AIM:
Your task is to copy every record exactly.

ENTRIES SHOWN:
####
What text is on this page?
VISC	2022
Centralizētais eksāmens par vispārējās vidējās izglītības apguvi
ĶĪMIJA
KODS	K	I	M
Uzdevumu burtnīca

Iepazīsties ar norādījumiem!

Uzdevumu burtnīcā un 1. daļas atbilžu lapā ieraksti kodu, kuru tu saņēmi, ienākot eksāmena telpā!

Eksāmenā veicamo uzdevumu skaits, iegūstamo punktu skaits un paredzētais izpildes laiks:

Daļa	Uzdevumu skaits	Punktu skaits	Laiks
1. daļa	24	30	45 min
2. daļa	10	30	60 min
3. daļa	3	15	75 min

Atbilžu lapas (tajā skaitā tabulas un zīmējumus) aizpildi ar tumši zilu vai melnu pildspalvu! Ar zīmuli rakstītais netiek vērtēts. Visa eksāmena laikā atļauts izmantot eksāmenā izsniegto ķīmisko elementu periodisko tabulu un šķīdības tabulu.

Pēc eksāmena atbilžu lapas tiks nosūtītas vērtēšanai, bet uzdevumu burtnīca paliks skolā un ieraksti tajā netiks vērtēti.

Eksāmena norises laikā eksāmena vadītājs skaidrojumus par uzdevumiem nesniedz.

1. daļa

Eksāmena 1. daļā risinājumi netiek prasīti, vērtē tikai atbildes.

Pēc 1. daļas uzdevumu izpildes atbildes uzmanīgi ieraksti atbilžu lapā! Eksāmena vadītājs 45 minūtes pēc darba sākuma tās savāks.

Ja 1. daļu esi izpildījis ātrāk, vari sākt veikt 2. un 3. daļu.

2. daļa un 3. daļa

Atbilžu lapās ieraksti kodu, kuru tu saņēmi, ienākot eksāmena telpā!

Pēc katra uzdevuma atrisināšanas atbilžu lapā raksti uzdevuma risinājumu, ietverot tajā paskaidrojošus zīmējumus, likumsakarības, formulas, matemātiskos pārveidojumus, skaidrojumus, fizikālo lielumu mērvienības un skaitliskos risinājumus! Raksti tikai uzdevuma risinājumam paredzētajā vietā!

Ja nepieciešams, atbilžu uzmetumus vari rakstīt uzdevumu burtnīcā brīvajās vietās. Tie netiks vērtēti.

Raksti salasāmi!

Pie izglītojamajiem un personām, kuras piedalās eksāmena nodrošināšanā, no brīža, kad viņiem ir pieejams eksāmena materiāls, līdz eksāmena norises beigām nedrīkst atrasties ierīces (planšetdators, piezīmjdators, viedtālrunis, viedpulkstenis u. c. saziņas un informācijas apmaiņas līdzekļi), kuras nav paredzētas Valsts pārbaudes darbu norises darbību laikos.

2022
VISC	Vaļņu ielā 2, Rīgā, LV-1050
####
RESULT OF THE TASK:
What text is on this page?
VISC	2022
Centralizētais eksāmens par vispārējās vidējās izglītības apguvi
ĶĪMIJA
KODS	K	I	M
Uzdevumu burtnīca

Iepazīsties ar norādījumiem!

Uzdevumu burtnīcā un 1. daļas atbilžu lapā ieraksti kodu, kuru tu saņēmi, ienākot eksāmena telpā!

Eksāmenā veicamo uzdevumu skaits, iegūstamo punktu skaits un paredzētais izpildes laiks:

Daļa	Uzdevumu skaits	Punktu skaits	Laiks
1. daļa	24	30	45 min
2. daļa	10	30	60 min
3. daļa	3	15	75 min

Atbilžu lapas (tajā skaitā tabulas un zīmējumus) aizpildi ar tumši zilu vai melnu pildspalvu! Ar zīmuli rakstītais netiek vērtēts. Visa eksāmena laikā atļauts izmantot eksāmenā izsniegto ķīmisko elementu periodisko tabulu un šķīdības tabulu.

Pēc eksāmena atbilžu lapas tiks nosūtītas vērtēšanai, bet uzdevumu burtnīca paliks skolā un ieraksti tajā netiks vērtēti.

Eksāmena norises laikā eksāmena vadītājs skaidrojumus par uzdevumiem nesniedz.

1. daļa

Eksāmena 1. daļā risinājumi netiek prasīti, vērtē tikai atbildes.

Pēc 1. daļas uzdevumu izpildes atbildes uzmanīgi ieraksti atbilžu lapā! Eksāmena vadītājs 45 minūtes pēc darba sākuma tās savāks.

Ja 1. daļu esi izpildījis ātrāk, vari sākt veikt 2. un 3. daļu.

2. daļa un 3. daļa

Atbilžu lapās ieraksti kodu, kuru tu saņēmi, ienākot eksāmena telpā!

Pēc katra uzdevuma atrisināšanas atbilžu lapā raksti uzdevuma risinājumu, ietverot tajā paskaidrojošus zīmējumus, likumsakarības, formulas, matemātiskos pārveidojumus, skaidrojumus, fizikālo lielumu mērvienības un skaitliskos risinājumus! Raksti tikai uzdevuma risinājumam paredzētajā vietā!

Ja nepieciešams, atbilžu uzmetumus vari rakstīt uzdevumu burtnīcā brīvajās vietās. Tie netiks vērtēti.

Raksti salasāmi!

Pie izglītojamajiem un personām, kuras piedalās eksāmena nodrošināšanā, no brīža, kad viņiem ir pieejams eksāmena materiāls, līdz eksāmena norises beigām nedrīkst atrasties ierīces (planšetdators, piezīmjdators, viedtālrunis, viedpulkstenis u. c. saziņas un informācijas apmaiņas līdzekļi), kuras nav paredzētas Valsts pārbaudes darbu norises darbību laikos.

2022
VISC	Vaļņu ielā 2, Rīgā, LV-1050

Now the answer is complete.